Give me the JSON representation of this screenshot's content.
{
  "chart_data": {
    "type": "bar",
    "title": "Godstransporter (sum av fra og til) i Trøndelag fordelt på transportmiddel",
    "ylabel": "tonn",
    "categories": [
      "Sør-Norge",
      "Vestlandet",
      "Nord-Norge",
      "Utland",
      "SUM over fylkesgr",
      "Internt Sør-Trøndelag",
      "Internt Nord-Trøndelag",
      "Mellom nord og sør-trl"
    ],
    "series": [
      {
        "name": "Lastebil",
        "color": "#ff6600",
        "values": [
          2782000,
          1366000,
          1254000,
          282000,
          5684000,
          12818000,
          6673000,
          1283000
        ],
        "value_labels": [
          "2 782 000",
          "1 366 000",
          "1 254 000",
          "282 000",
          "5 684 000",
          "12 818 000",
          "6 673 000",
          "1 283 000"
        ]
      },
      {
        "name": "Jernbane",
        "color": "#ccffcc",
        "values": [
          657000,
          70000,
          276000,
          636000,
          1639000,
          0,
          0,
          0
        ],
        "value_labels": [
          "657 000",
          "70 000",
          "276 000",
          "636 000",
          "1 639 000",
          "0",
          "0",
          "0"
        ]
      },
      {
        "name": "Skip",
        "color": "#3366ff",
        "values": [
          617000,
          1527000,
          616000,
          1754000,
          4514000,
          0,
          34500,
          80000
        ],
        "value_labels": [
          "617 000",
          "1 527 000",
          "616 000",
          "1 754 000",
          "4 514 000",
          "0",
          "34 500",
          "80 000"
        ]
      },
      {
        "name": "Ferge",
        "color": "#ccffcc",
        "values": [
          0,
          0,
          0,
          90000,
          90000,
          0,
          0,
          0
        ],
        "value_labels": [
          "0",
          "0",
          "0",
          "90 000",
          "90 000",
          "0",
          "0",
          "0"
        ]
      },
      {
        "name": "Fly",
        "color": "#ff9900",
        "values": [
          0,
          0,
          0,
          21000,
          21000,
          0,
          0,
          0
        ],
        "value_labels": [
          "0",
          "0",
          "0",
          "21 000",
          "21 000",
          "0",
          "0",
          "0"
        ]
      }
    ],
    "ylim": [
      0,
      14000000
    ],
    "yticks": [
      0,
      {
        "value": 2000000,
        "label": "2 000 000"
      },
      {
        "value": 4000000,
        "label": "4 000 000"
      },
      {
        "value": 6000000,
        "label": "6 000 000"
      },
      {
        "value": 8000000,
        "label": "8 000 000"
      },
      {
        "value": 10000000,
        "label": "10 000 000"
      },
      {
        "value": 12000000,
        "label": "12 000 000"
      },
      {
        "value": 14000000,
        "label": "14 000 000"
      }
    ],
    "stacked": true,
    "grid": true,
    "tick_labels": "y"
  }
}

- _Exercise directions_: Work out how many lines of the data above hold the word "Internt", and write only the count.

- _Final answer_: 2